# [DIRECTIONS FOR THIS TASK]
Sort through the data and copy the lines holding the word "translate".

# [MATERIAL FOR THIS TASK]

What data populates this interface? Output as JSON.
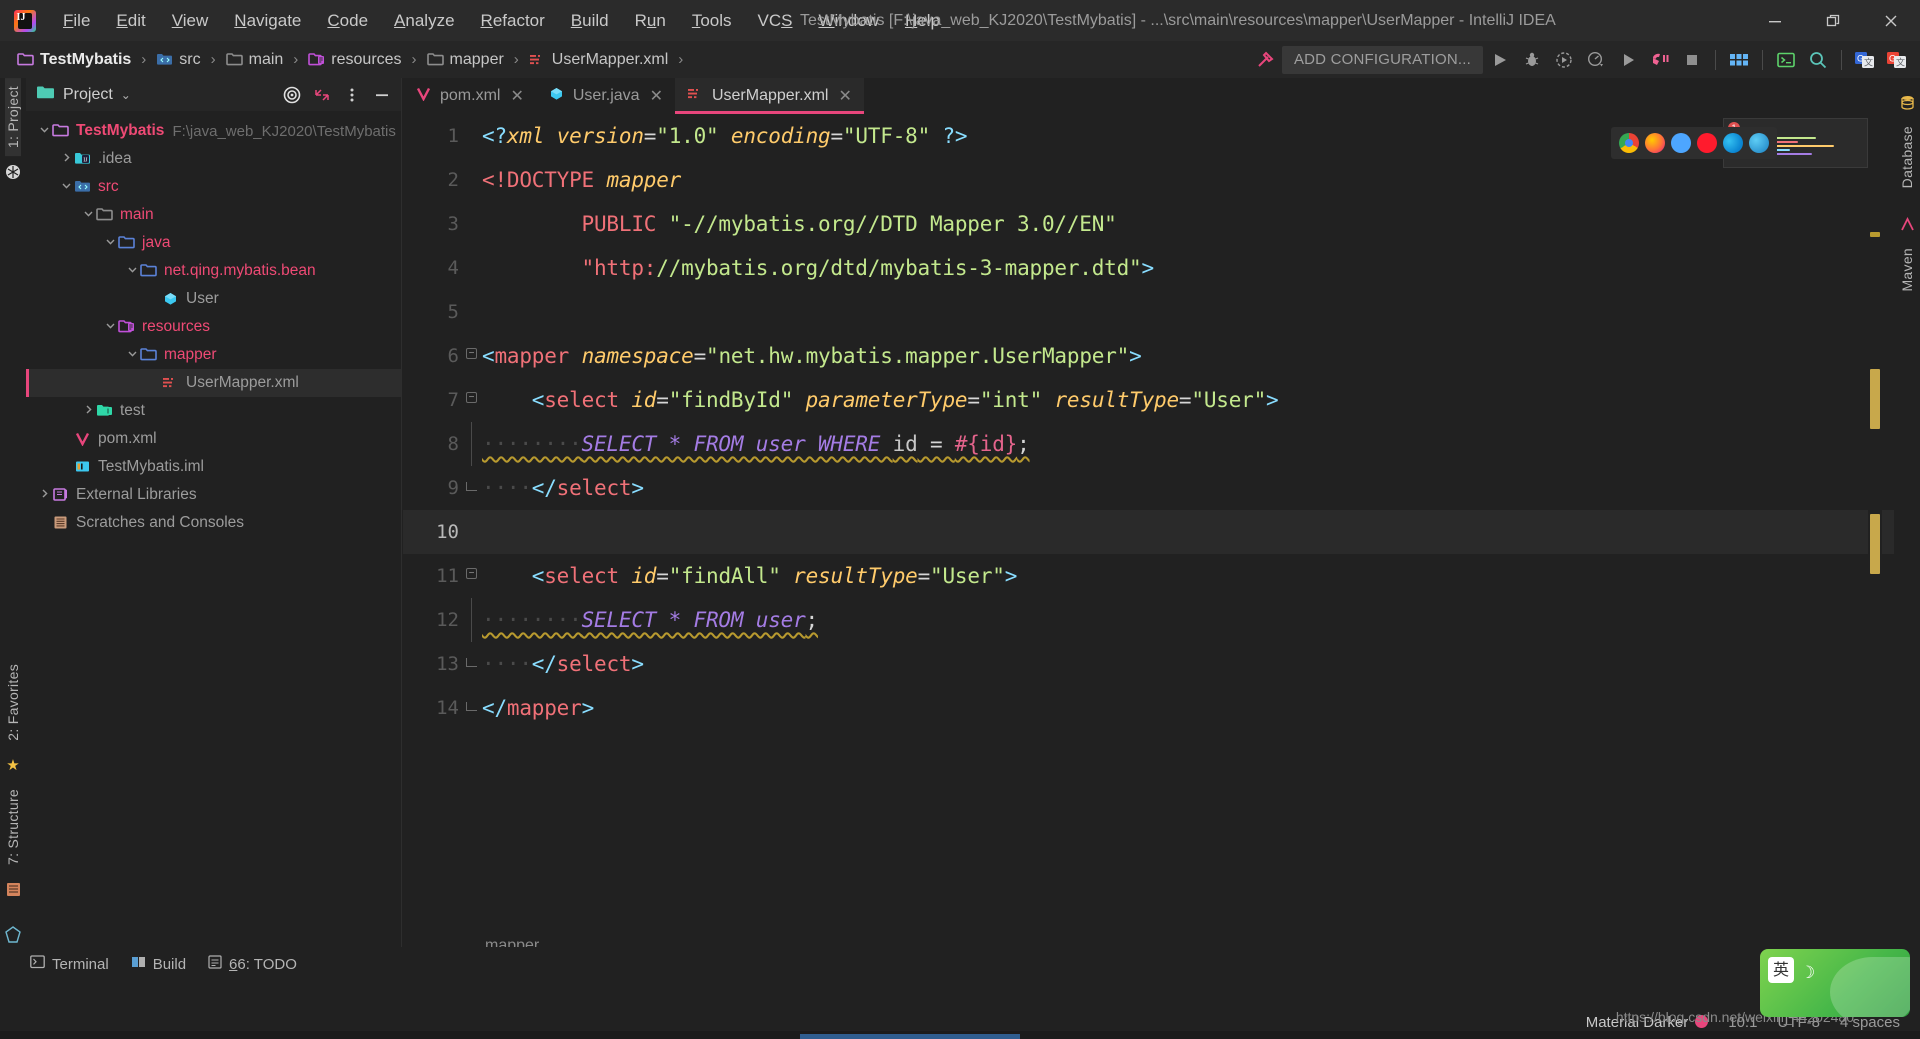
{
  "window": {
    "title": "TestMybatis [F:\\java_web_KJ2020\\TestMybatis] - ...\\src\\main\\resources\\mapper\\UserMapper - IntelliJ IDEA",
    "minimize": "—",
    "restore": "❐",
    "close": "✕"
  },
  "menubar": {
    "items": [
      {
        "label": "File",
        "mnemonic": "F"
      },
      {
        "label": "Edit",
        "mnemonic": "E"
      },
      {
        "label": "View",
        "mnemonic": "V"
      },
      {
        "label": "Navigate",
        "mnemonic": "N"
      },
      {
        "label": "Code",
        "mnemonic": "C"
      },
      {
        "label": "Analyze",
        "mnemonic": "A"
      },
      {
        "label": "Refactor",
        "mnemonic": "R"
      },
      {
        "label": "Build",
        "mnemonic": "B"
      },
      {
        "label": "Run",
        "mnemonic": "u"
      },
      {
        "label": "Tools",
        "mnemonic": "T"
      },
      {
        "label": "VCS",
        "mnemonic": "S"
      },
      {
        "label": "Window",
        "mnemonic": "W"
      },
      {
        "label": "Help",
        "mnemonic": "H"
      }
    ]
  },
  "breadcrumb": {
    "separator": "›",
    "items": [
      {
        "label": "TestMybatis",
        "icon": "project-folder-icon"
      },
      {
        "label": "src",
        "icon": "source-root-icon"
      },
      {
        "label": "main",
        "icon": "folder-icon"
      },
      {
        "label": "resources",
        "icon": "resources-root-icon"
      },
      {
        "label": "mapper",
        "icon": "folder-icon"
      },
      {
        "label": "UserMapper.xml",
        "icon": "xml-file-icon"
      }
    ]
  },
  "toolbar": {
    "add_configuration": "ADD CONFIGURATION...",
    "icons": [
      {
        "name": "build-hammer-icon",
        "glyph": "⚒"
      },
      {
        "name": "run-icon",
        "glyph": "▶"
      },
      {
        "name": "debug-icon",
        "glyph": "🐞"
      },
      {
        "name": "run-with-coverage-icon",
        "glyph": "◔"
      },
      {
        "name": "profiler-icon",
        "glyph": "◴"
      },
      {
        "name": "run-anything-icon",
        "glyph": "▶"
      },
      {
        "name": "stop-call-icon",
        "glyph": "☎"
      },
      {
        "name": "stop-icon",
        "glyph": "■"
      },
      {
        "name": "tool-windows-icon",
        "glyph": "☷"
      },
      {
        "name": "terminal-icon",
        "glyph": "⌨"
      },
      {
        "name": "search-everywhere-icon",
        "glyph": "🔍"
      },
      {
        "name": "google-translate-icon",
        "glyph": "G"
      },
      {
        "name": "translate-plugin-icon",
        "glyph": "G"
      }
    ]
  },
  "left_stripe": {
    "tabs": [
      {
        "label": "1: Project",
        "selected": true
      },
      {
        "label": "2: Favorites",
        "selected": false
      },
      {
        "label": "7: Structure",
        "selected": false
      }
    ],
    "icons": [
      {
        "name": "version-control-icon",
        "glyph": "Ⓥ"
      },
      {
        "name": "favorites-star-icon",
        "glyph": "★"
      },
      {
        "name": "database-bottom-icon",
        "glyph": "▤"
      }
    ]
  },
  "project_panel": {
    "title": "Project",
    "chevron": "⌄",
    "actions": [
      {
        "name": "select-opened-file-icon",
        "glyph": "◎"
      },
      {
        "name": "collapse-all-icon",
        "glyph": "↙"
      },
      {
        "name": "options-menu-icon",
        "glyph": "⋮"
      },
      {
        "name": "hide-panel-icon",
        "glyph": "—"
      }
    ],
    "tree": [
      {
        "label": "TestMybatis",
        "path": "F:\\java_web_KJ2020\\TestMybatis",
        "depth": 0,
        "arrow": "down",
        "icon": "project-folder-icon",
        "style": "root",
        "selected": false
      },
      {
        "label": ".idea",
        "path": "",
        "depth": 1,
        "arrow": "right",
        "icon": "idea-folder-icon",
        "style": "plain",
        "selected": false
      },
      {
        "label": "src",
        "path": "",
        "depth": 1,
        "arrow": "down",
        "icon": "source-root-icon",
        "style": "pink",
        "selected": false
      },
      {
        "label": "main",
        "path": "",
        "depth": 2,
        "arrow": "down",
        "icon": "folder-icon",
        "style": "pink",
        "selected": false
      },
      {
        "label": "java",
        "path": "",
        "depth": 3,
        "arrow": "down",
        "icon": "folder-blue-icon",
        "style": "pink",
        "selected": false
      },
      {
        "label": "net.qing.mybatis.bean",
        "path": "",
        "depth": 4,
        "arrow": "down",
        "icon": "package-icon",
        "style": "pink",
        "selected": false
      },
      {
        "label": "User",
        "path": "",
        "depth": 5,
        "arrow": "none",
        "icon": "java-class-icon",
        "style": "plain",
        "selected": false
      },
      {
        "label": "resources",
        "path": "",
        "depth": 3,
        "arrow": "down",
        "icon": "resources-root-icon",
        "style": "pink",
        "selected": false
      },
      {
        "label": "mapper",
        "path": "",
        "depth": 4,
        "arrow": "down",
        "icon": "folder-blue-icon",
        "style": "pink",
        "selected": false
      },
      {
        "label": "UserMapper.xml",
        "path": "",
        "depth": 5,
        "arrow": "none",
        "icon": "xml-file-icon",
        "style": "plain",
        "selected": true
      },
      {
        "label": "test",
        "path": "",
        "depth": 2,
        "arrow": "right",
        "icon": "test-root-icon",
        "style": "plain",
        "selected": false
      },
      {
        "label": "pom.xml",
        "path": "",
        "depth": 1,
        "arrow": "none",
        "icon": "maven-icon",
        "style": "plain",
        "selected": false
      },
      {
        "label": "TestMybatis.iml",
        "path": "",
        "depth": 1,
        "arrow": "none",
        "icon": "iml-file-icon",
        "style": "plain",
        "selected": false
      },
      {
        "label": "External Libraries",
        "path": "",
        "depth": 0,
        "arrow": "right",
        "icon": "libraries-icon",
        "style": "plain",
        "selected": false
      },
      {
        "label": "Scratches and Consoles",
        "path": "",
        "depth": 0,
        "arrow": "none",
        "icon": "scratches-icon",
        "style": "plain",
        "selected": false
      }
    ]
  },
  "editor": {
    "tabs": [
      {
        "label": "pom.xml",
        "icon": "maven-icon",
        "active": false,
        "close": "✕"
      },
      {
        "label": "User.java",
        "icon": "java-class-icon",
        "active": false,
        "close": "✕"
      },
      {
        "label": "UserMapper.xml",
        "icon": "xml-file-icon",
        "active": true,
        "close": "✕"
      }
    ],
    "breadcrumb_bottom": "mapper",
    "current_line": 10,
    "lines": [
      {
        "n": 1,
        "fold": "none",
        "tokens": [
          {
            "t": "<?",
            "c": "t-brkt"
          },
          {
            "t": "xml",
            "c": "t-dtdname"
          },
          {
            "t": " ",
            "c": "t-punct"
          },
          {
            "t": "version",
            "c": "t-attr"
          },
          {
            "t": "=",
            "c": "t-eq"
          },
          {
            "t": "\"1.0\"",
            "c": "t-str"
          },
          {
            "t": " ",
            "c": "t-punct"
          },
          {
            "t": "encoding",
            "c": "t-attr"
          },
          {
            "t": "=",
            "c": "t-eq"
          },
          {
            "t": "\"UTF-8\"",
            "c": "t-str"
          },
          {
            "t": " ",
            "c": "t-punct"
          },
          {
            "t": "?>",
            "c": "t-brkt"
          }
        ]
      },
      {
        "n": 2,
        "fold": "none",
        "tokens": [
          {
            "t": "<!DOCTYPE",
            "c": "t-doctype"
          },
          {
            "t": " ",
            "c": "t-punct"
          },
          {
            "t": "mapper",
            "c": "t-dtdname"
          }
        ]
      },
      {
        "n": 3,
        "fold": "none",
        "tokens": [
          {
            "t": "        PUBLIC ",
            "c": "t-url"
          },
          {
            "t": "\"-//mybatis.org//DTD Mapper 3.0//EN\"",
            "c": "t-str"
          }
        ]
      },
      {
        "n": 4,
        "fold": "none",
        "tokens": [
          {
            "t": "        ",
            "c": "t-punct"
          },
          {
            "t": "\"http:",
            "c": "t-url"
          },
          {
            "t": "//mybatis.org/dtd/mybatis-3-mapper.dtd\"",
            "c": "t-str"
          },
          {
            "t": ">",
            "c": "t-brkt"
          }
        ]
      },
      {
        "n": 5,
        "fold": "none",
        "tokens": []
      },
      {
        "n": 6,
        "fold": "start",
        "tokens": [
          {
            "t": "<",
            "c": "t-brkt"
          },
          {
            "t": "mapper",
            "c": "t-tag"
          },
          {
            "t": " ",
            "c": "t-punct"
          },
          {
            "t": "namespace",
            "c": "t-attr"
          },
          {
            "t": "=",
            "c": "t-eq"
          },
          {
            "t": "\"net.hw.mybatis.mapper.UserMapper\"",
            "c": "t-str"
          },
          {
            "t": ">",
            "c": "t-brkt"
          }
        ]
      },
      {
        "n": 7,
        "fold": "start",
        "tokens": [
          {
            "t": "    ",
            "c": "t-punct"
          },
          {
            "t": "<",
            "c": "t-brkt"
          },
          {
            "t": "select",
            "c": "t-tag"
          },
          {
            "t": " ",
            "c": "t-punct"
          },
          {
            "t": "id",
            "c": "t-attr"
          },
          {
            "t": "=",
            "c": "t-eq"
          },
          {
            "t": "\"findById\"",
            "c": "t-str"
          },
          {
            "t": " ",
            "c": "t-punct"
          },
          {
            "t": "parameterType",
            "c": "t-attr"
          },
          {
            "t": "=",
            "c": "t-eq"
          },
          {
            "t": "\"int\"",
            "c": "t-str"
          },
          {
            "t": " ",
            "c": "t-punct"
          },
          {
            "t": "resultType",
            "c": "t-attr"
          },
          {
            "t": "=",
            "c": "t-eq"
          },
          {
            "t": "\"User\"",
            "c": "t-str"
          },
          {
            "t": ">",
            "c": "t-brkt"
          }
        ]
      },
      {
        "n": 8,
        "fold": "bar",
        "wavy": true,
        "indent": true,
        "tokens": [
          {
            "t": "        ",
            "c": "ws-dots"
          },
          {
            "t": "SELECT * FROM user WHERE ",
            "c": "t-sql"
          },
          {
            "t": "id",
            "c": "t-sqlid"
          },
          {
            "t": " = ",
            "c": "t-punct"
          },
          {
            "t": "#{id}",
            "c": "t-param"
          },
          {
            "t": ";",
            "c": "t-punct"
          }
        ]
      },
      {
        "n": 9,
        "fold": "end",
        "tokens": [
          {
            "t": "    ",
            "c": "ws-dots"
          },
          {
            "t": "</",
            "c": "t-brkt"
          },
          {
            "t": "select",
            "c": "t-tag"
          },
          {
            "t": ">",
            "c": "t-brkt"
          }
        ]
      },
      {
        "n": 10,
        "fold": "none",
        "current": true,
        "tokens": []
      },
      {
        "n": 11,
        "fold": "start",
        "tokens": [
          {
            "t": "    ",
            "c": "t-punct"
          },
          {
            "t": "<",
            "c": "t-brkt"
          },
          {
            "t": "select",
            "c": "t-tag"
          },
          {
            "t": " ",
            "c": "t-punct"
          },
          {
            "t": "id",
            "c": "t-attr"
          },
          {
            "t": "=",
            "c": "t-eq"
          },
          {
            "t": "\"findAll\"",
            "c": "t-str"
          },
          {
            "t": " ",
            "c": "t-punct"
          },
          {
            "t": "resultType",
            "c": "t-attr"
          },
          {
            "t": "=",
            "c": "t-eq"
          },
          {
            "t": "\"User\"",
            "c": "t-str"
          },
          {
            "t": ">",
            "c": "t-brkt"
          }
        ]
      },
      {
        "n": 12,
        "fold": "bar",
        "wavy": true,
        "indent": true,
        "tokens": [
          {
            "t": "        ",
            "c": "ws-dots"
          },
          {
            "t": "SELECT * FROM user",
            "c": "t-sql"
          },
          {
            "t": ";",
            "c": "t-punct"
          }
        ]
      },
      {
        "n": 13,
        "fold": "end",
        "tokens": [
          {
            "t": "    ",
            "c": "ws-dots"
          },
          {
            "t": "</",
            "c": "t-brkt"
          },
          {
            "t": "select",
            "c": "t-tag"
          },
          {
            "t": ">",
            "c": "t-brkt"
          }
        ]
      },
      {
        "n": 14,
        "fold": "end",
        "tokens": [
          {
            "t": "</",
            "c": "t-brkt"
          },
          {
            "t": "mapper",
            "c": "t-tag"
          },
          {
            "t": ">",
            "c": "t-brkt"
          }
        ]
      }
    ]
  },
  "browser_popup": {
    "browsers": [
      {
        "name": "chrome-icon",
        "color": "#4285f4"
      },
      {
        "name": "firefox-icon",
        "color": "#ff9500"
      },
      {
        "name": "chromium-icon",
        "color": "#4da6ff"
      },
      {
        "name": "opera-icon",
        "color": "#ff1b2d"
      },
      {
        "name": "edge-icon",
        "color": "#0a84d1"
      },
      {
        "name": "ie-icon",
        "color": "#1ebbee"
      }
    ]
  },
  "right_stripe": {
    "tabs": [
      {
        "label": "Database"
      },
      {
        "label": "Maven"
      }
    ],
    "icons": [
      {
        "name": "database-icon",
        "glyph": "▤"
      },
      {
        "name": "maven-m-icon",
        "glyph": "m"
      }
    ]
  },
  "bottom_bar": {
    "items": [
      {
        "label": "Terminal",
        "icon": "terminal-icon",
        "mnemonic": ""
      },
      {
        "label": "Build",
        "icon": "build-icon",
        "mnemonic": ""
      },
      {
        "label": "6: TODO",
        "icon": "todo-icon",
        "mnemonic": "6"
      }
    ]
  },
  "statusbar": {
    "theme": "Material Darker",
    "theme_dot_color": "#e8467c",
    "caret_position": "10:1",
    "encoding": "UTF-8",
    "indent": "4 spaces",
    "watermark": "https://blog.csdn.net/weixin_44202480"
  },
  "ime": {
    "mode_label": "英",
    "moon_glyph": "☽"
  }
}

# [COMPLETE RESPONSE]
        "name": "google-translate-icon",
        "name": "translate-plugin-icon",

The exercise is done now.